### What is being asked
Copy all lines that contain the word "Stock".

### Extracted records
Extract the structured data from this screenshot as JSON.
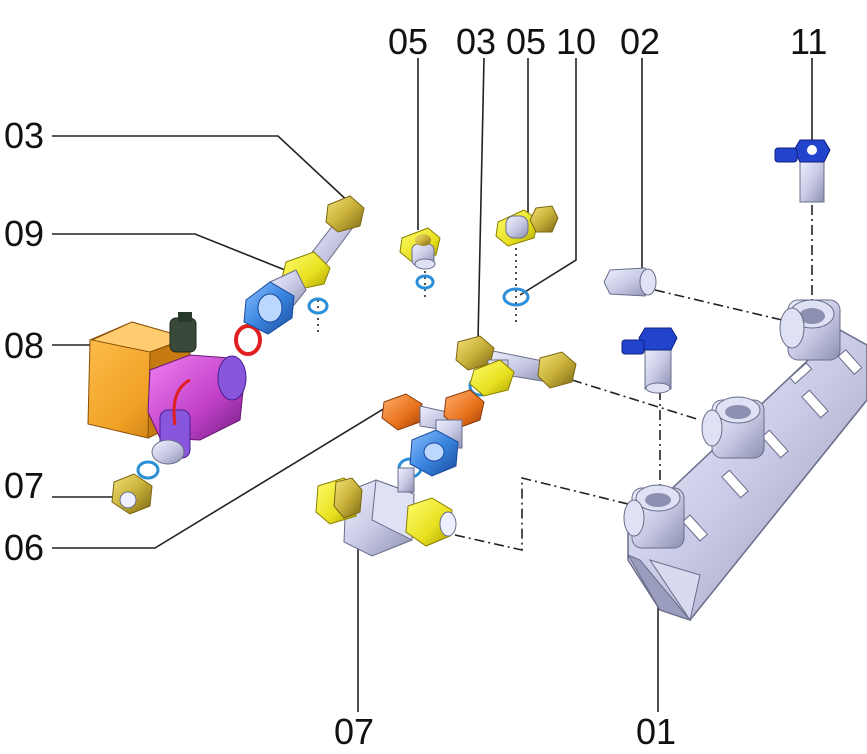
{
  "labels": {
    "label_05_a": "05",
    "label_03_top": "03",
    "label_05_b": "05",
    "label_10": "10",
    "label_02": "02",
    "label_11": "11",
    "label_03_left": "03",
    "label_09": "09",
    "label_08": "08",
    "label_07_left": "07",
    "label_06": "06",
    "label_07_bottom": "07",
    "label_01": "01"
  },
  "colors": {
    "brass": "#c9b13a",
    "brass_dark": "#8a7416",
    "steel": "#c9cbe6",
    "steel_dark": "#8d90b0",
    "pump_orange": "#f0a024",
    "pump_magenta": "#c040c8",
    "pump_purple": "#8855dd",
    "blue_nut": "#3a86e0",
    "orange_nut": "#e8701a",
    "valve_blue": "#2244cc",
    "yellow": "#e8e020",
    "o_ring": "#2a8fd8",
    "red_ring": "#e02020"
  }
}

---

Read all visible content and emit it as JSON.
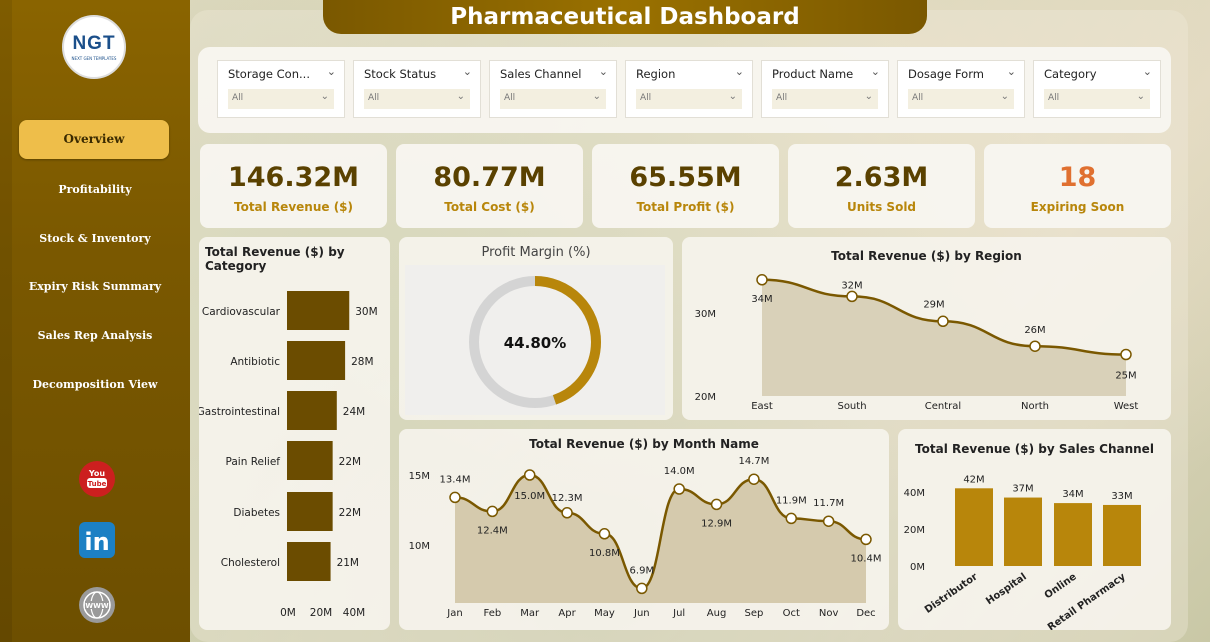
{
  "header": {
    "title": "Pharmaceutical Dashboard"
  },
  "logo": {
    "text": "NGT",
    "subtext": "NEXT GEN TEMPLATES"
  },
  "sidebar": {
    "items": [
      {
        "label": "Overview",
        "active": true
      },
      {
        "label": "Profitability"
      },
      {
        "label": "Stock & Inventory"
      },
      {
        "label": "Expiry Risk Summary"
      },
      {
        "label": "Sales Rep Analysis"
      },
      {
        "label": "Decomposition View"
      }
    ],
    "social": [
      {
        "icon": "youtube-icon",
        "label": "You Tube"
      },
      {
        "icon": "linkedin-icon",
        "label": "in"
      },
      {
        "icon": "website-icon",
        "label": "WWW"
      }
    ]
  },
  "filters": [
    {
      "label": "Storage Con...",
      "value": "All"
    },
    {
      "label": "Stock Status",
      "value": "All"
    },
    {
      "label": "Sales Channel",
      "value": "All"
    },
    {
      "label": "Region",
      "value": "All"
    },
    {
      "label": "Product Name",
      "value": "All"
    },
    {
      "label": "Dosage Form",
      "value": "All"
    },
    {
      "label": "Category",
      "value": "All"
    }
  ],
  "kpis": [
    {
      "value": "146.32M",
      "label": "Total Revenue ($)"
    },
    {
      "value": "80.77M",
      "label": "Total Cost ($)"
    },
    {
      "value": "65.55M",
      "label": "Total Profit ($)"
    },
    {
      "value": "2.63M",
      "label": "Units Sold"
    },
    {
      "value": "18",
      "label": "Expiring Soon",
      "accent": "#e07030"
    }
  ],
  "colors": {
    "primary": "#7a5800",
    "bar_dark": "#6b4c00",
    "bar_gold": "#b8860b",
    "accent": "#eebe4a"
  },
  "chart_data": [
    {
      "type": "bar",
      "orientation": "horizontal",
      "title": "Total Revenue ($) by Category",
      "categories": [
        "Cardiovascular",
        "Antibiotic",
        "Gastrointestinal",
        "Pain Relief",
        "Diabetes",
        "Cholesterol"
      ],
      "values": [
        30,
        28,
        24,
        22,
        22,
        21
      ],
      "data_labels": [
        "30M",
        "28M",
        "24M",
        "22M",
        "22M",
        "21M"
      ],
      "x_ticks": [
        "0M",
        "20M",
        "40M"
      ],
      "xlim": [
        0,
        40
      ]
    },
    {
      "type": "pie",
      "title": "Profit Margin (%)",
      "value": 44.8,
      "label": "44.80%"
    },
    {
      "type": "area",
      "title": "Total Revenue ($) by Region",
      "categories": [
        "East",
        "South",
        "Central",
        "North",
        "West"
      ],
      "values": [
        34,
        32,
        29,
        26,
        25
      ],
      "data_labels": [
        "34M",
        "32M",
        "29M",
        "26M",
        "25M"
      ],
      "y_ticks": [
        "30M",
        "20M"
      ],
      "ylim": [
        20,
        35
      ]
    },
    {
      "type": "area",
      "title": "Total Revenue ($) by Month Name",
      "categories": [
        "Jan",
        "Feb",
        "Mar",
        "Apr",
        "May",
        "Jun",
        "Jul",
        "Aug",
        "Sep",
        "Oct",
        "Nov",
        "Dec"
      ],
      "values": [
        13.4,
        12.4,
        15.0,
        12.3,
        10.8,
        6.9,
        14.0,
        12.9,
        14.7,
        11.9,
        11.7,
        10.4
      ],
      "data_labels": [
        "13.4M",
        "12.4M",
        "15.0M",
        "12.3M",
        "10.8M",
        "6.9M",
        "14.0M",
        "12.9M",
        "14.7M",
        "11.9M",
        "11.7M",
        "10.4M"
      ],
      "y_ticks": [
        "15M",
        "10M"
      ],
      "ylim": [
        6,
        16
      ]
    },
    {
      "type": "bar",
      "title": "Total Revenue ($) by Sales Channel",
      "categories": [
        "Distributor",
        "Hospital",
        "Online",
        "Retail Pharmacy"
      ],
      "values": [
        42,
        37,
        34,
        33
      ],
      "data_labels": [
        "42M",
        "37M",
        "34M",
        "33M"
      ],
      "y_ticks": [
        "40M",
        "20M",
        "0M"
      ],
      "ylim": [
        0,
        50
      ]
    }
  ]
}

### Task solution
        "label": "Stock & Inventory"
      "label": "Stock Status",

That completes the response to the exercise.